+++ Records for processing

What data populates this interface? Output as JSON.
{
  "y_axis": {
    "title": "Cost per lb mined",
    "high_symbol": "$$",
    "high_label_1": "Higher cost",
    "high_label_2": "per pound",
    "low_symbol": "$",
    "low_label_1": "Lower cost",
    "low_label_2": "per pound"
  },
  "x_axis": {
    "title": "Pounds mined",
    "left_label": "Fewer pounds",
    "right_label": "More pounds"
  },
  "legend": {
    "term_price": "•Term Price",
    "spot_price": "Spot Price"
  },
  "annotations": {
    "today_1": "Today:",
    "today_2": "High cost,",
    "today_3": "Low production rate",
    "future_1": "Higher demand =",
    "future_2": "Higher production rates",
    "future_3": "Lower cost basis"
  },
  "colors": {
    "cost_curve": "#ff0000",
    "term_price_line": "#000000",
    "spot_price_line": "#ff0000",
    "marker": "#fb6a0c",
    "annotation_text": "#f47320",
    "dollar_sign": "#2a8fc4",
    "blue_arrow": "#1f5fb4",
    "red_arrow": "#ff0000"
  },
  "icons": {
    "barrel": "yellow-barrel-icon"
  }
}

++++++

*Task goal*.
Copy all of the data exactly.

*Result for this task*.
What data populates this interface? Output as JSON.
{
  "y_axis": {
    "title": "Cost per lb mined",
    "high_symbol": "$$",
    "high_label_1": "Higher cost",
    "high_label_2": "per pound",
    "low_symbol": "$",
    "low_label_1": "Lower cost",
    "low_label_2": "per pound"
  },
  "x_axis": {
    "title": "Pounds mined",
    "left_label": "Fewer pounds",
    "right_label": "More pounds"
  },
  "legend": {
    "term_price": "•Term Price",
    "spot_price": "Spot Price"
  },
  "annotations": {
    "today_1": "Today:",
    "today_2": "High cost,",
    "today_3": "Low production rate",
    "future_1": "Higher demand =",
    "future_2": "Higher production rates",
    "future_3": "Lower cost basis"
  },
  "colors": {
    "cost_curve": "#ff0000",
    "term_price_line": "#000000",
    "spot_price_line": "#ff0000",
    "marker": "#fb6a0c",
    "annotation_text": "#f47320",
    "dollar_sign": "#2a8fc4",
    "blue_arrow": "#1f5fb4",
    "red_arrow": "#ff0000"
  },
  "icons": {
    "barrel": "yellow-barrel-icon"
  }
}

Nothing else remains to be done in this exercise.